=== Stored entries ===
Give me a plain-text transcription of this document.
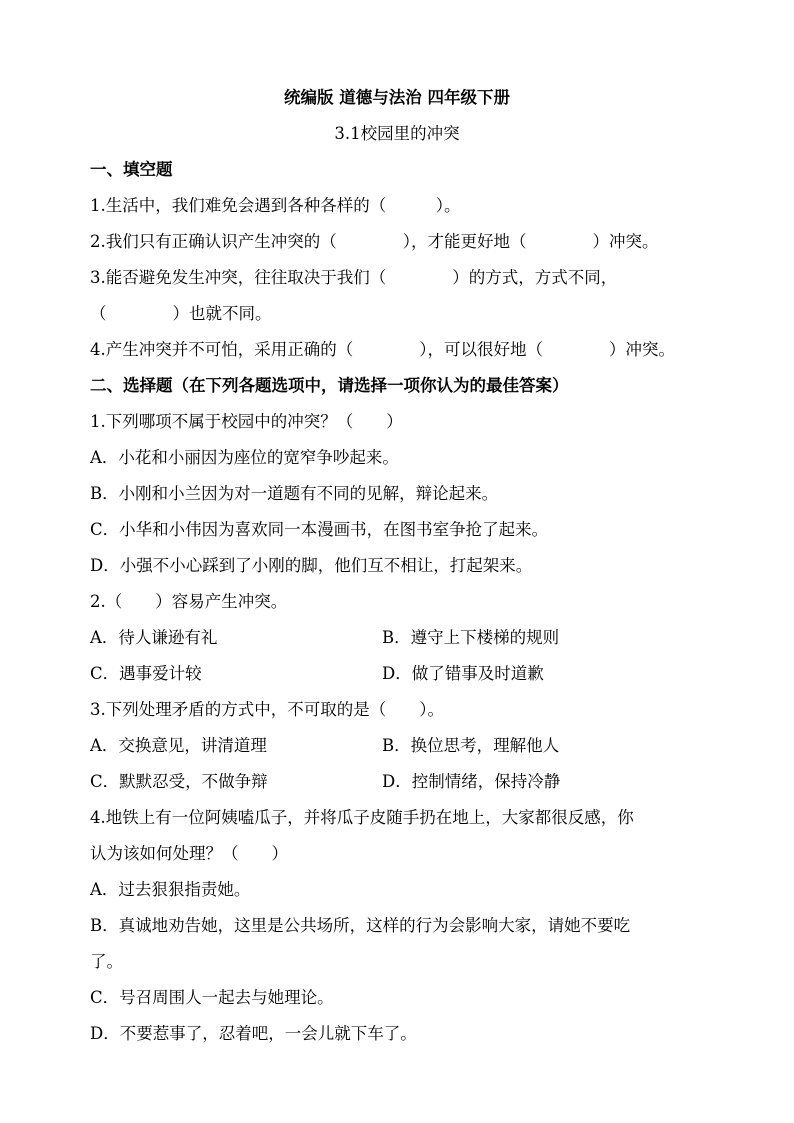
统编版 道德与法治 四年级下册
3.1校园里的冲突
一、填空题
1.生活中，我们难免会遇到各种各样的（　　　）。
2.我们只有正确认识产生冲突的（　　　　），才能更好地（　　　　）冲突。
3.能否避免发生冲突，往往取决于我们（　　　　）的方式，方式不同，
（　　　　）也就不同。
4.产生冲突并不可怕，采用正确的（　　　　），可以很好地（　　　　）冲突。
二、选择题（在下列各题选项中，请选择一项你认为的最佳答案）
1.下列哪项不属于校园中的冲突？（　　）
A．小花和小丽因为座位的宽窄争吵起来。
B．小刚和小兰因为对一道题有不同的见解，辩论起来。
C．小华和小伟因为喜欢同一本漫画书，在图书室争抢了起来。
D．小强不小心踩到了小刚的脚，他们互不相让，打起架来。
2.（　　）容易产生冲突。
A．待人谦逊有礼	B．遵守上下楼梯的规则
C．遇事爱计较	D．做了错事及时道歉
3.下列处理矛盾的方式中，不可取的是（　　）。
A．交换意见，讲清道理	B．换位思考，理解他人
C．默默忍受，不做争辩	D．控制情绪，保持冷静
4.地铁上有一位阿姨嗑瓜子，并将瓜子皮随手扔在地上，大家都很反感，你
认为该如何处理？（　　）
A．过去狠狠指责她。
B．真诚地劝告她，这里是公共场所，这样的行为会影响大家，请她不要吃
了。
C．号召周围人一起去与她理论。
D．不要惹事了，忍着吧，一会儿就下车了。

=== Objective ===
Restate the whole of the material word for word without the pictures.

=== Task response ===
Give me a plain-text transcription of this document.
统编版 道德与法治 四年级下册
3.1校园里的冲突
一、填空题
1.生活中，我们难免会遇到各种各样的（　　　）。
2.我们只有正确认识产生冲突的（　　　　），才能更好地（　　　　）冲突。
3.能否避免发生冲突，往往取决于我们（　　　　）的方式，方式不同，
（　　　　）也就不同。
4.产生冲突并不可怕，采用正确的（　　　　），可以很好地（　　　　）冲突。
二、选择题（在下列各题选项中，请选择一项你认为的最佳答案）
1.下列哪项不属于校园中的冲突？（　　）
A．小花和小丽因为座位的宽窄争吵起来。
B．小刚和小兰因为对一道题有不同的见解，辩论起来。
C．小华和小伟因为喜欢同一本漫画书，在图书室争抢了起来。
D．小强不小心踩到了小刚的脚，他们互不相让，打起架来。
2.（　　）容易产生冲突。
A．待人谦逊有礼	B．遵守上下楼梯的规则
C．遇事爱计较	D．做了错事及时道歉
3.下列处理矛盾的方式中，不可取的是（　　）。
A．交换意见，讲清道理	B．换位思考，理解他人
C．默默忍受，不做争辩	D．控制情绪，保持冷静
4.地铁上有一位阿姨嗑瓜子，并将瓜子皮随手扔在地上，大家都很反感，你
认为该如何处理？（　　）
A．过去狠狠指责她。
B．真诚地劝告她，这里是公共场所，这样的行为会影响大家，请她不要吃
了。
C．号召周围人一起去与她理论。
D．不要惹事了，忍着吧，一会儿就下车了。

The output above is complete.